> **Document section**:
■ ■ ■ ■ ■
# hide away strobes



## nms0219 (Jan 20, 2007)

Anybody know of a good place to get a 4 corner strobe kit? Also any tips on install on a 07 GMC 2500 hd classic Thanks Nick


----------



## BlueLine Ent (Nov 28, 2005)

www.strobesnmore.com


----------



## DaySpring Services (Feb 1, 2005)

got mine from www.lshlights.net


----------



## flykelley (Dec 29, 2003)

nms0219;401167 said:


> Anybody know of a good place to get a 4 corner strobe kit? Also any tips on install on a 07 GMC 2500 hd classic Thanks Nick


Hi Nick
Search for a thread titles 05Chevy strobe install is done. If the pictures do not show up send me a email and I wil shoot them over to you. [email protected]
Put strobe install in subject line.

Good Luck Mike


----------



## gmcsierra1500 (Jan 23, 2006)

*strobesnmore*

strobesnmore has a ebay store, they have a 90watt whelen 4 corner strobe kit for 200$ thats 50$ cheaper than there online store
Heres the link, you might have to copy paste into your browser

http://cgi.ebay.com/New-WHELEN-90-W...goryZ396QQssPageNameZWDVWQQrdZ1QQcmdZViewItem


----------



## nms0219 (Jan 20, 2007)

Thanks for the info. Looks easier than I thought.


----------



## StonewallFarms (Aug 26, 2007)

the kit is cheapest at vls.com the whelen kit is around 190


----------



## ultimate plow (Jul 2, 2002)

StonewallFarms;401441 said:


> the kit is cheapest at vls.com the whelen kit is around 190


Best place!!! vlsusa.com


----------



## Gicon (Oct 1, 2005)

Ive always bought my stuff from Strobes N More. They advertise cheapest price so if you find it for less, tell them and im sure they will match. They dont kill you on shipping either like some other people.


----------



## nms0219 (Jan 20, 2007)

I already ordered from vlsusa.com shipping was $12.50 from Salt lake to depew NY I can't complain about that.


----------
■ ■ ■ ■ ■
> **Dataset content**:
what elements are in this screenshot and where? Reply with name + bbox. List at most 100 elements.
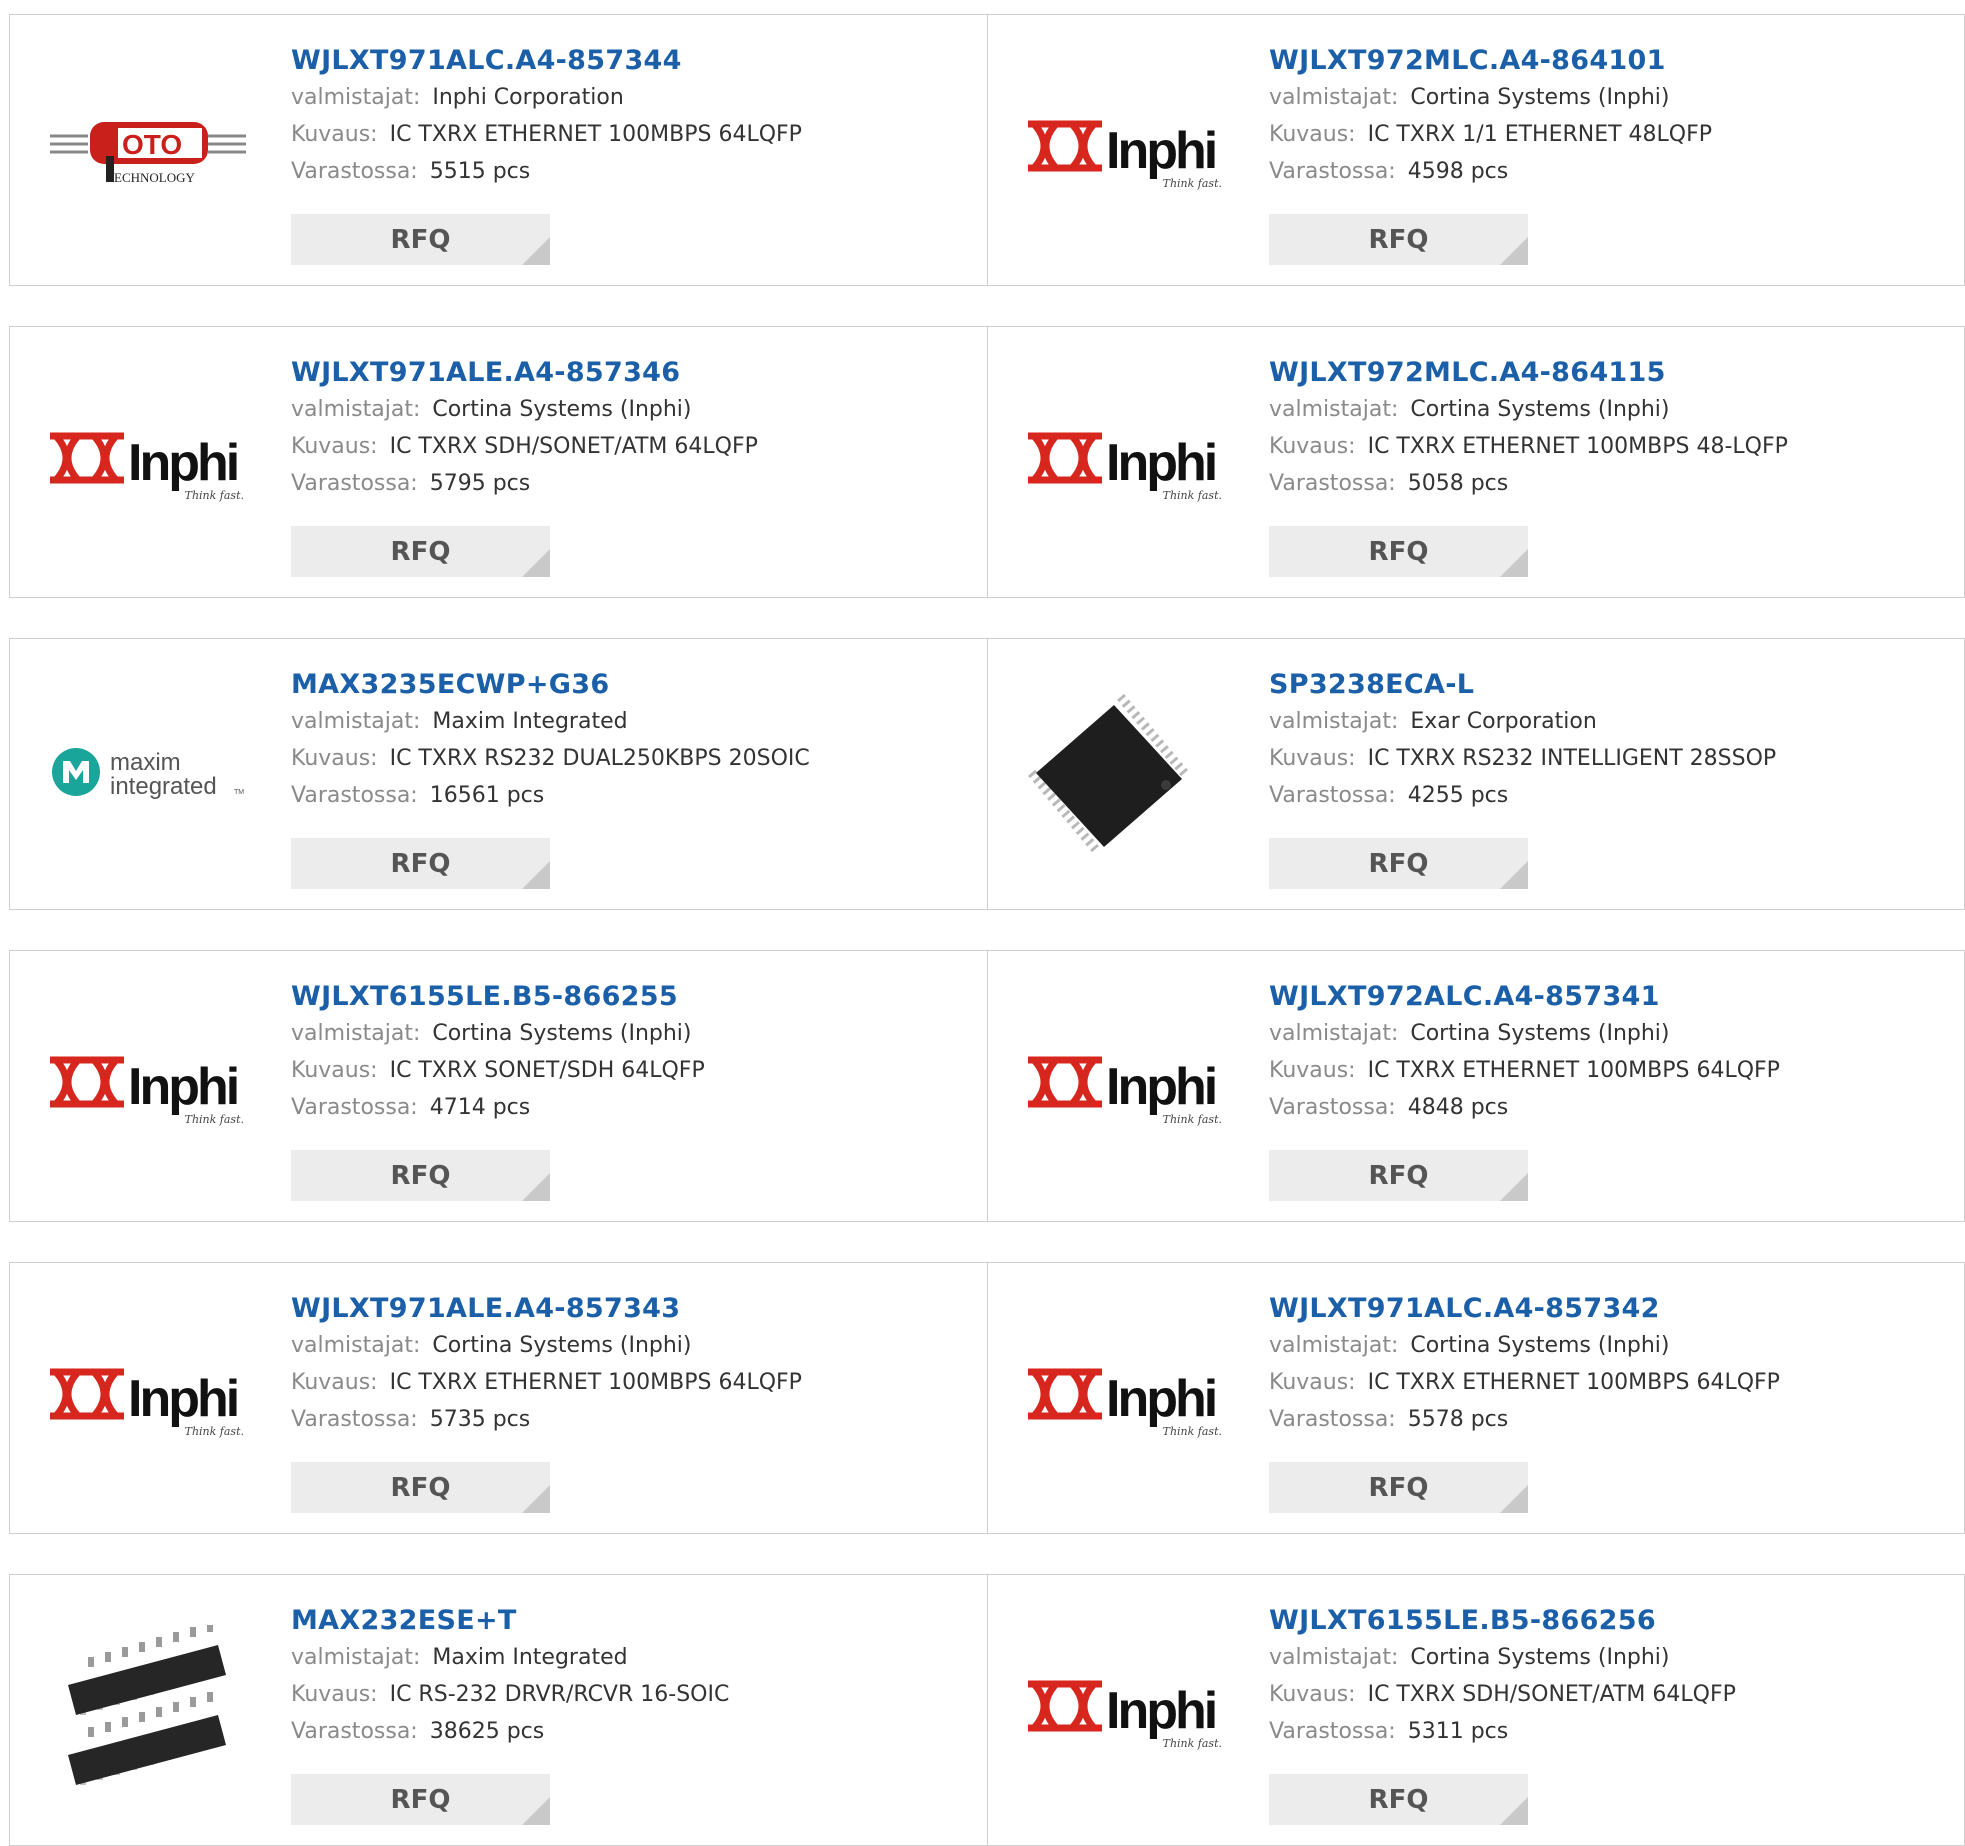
■ ■ ■ ■ ■
> **Exercise set**:
a) Do these three statements agree with the strobe kit thread? Answer yes or no for each, quoting the words of the thread that decide it. (i) The Whelen kit in the eBay store costs 50 dollars less than in the online store. (ii) Shipping from vlsusa.com cost $15. (iii) Nick's truck is a 2007 Ford.
b) In the strobe kit thread, swap "GMC" for "Chevy" and write out the passage from "# hide away" to "(Nov 28, 2005)".

> **Solutions in order**:
a)
(i) Yes: "they have a 90watt whelen 4 corner strobe kit for 200$ thats 50$ cheaper than there online store"
(ii) No: "shipping was $12.50 from Salt lake to depew NY"
(iii) No: "07 GMC 2500 hd classic"

b)
# hide away strobes



## nms0219 (Jan 20, 2007)

Anybody know of a good place to get a 4 corner strobe kit? Also any tips on install on a 07 Chevy 2500 hd classic Thanks Nick


----------



## BlueLine Ent (Nov 28, 2005)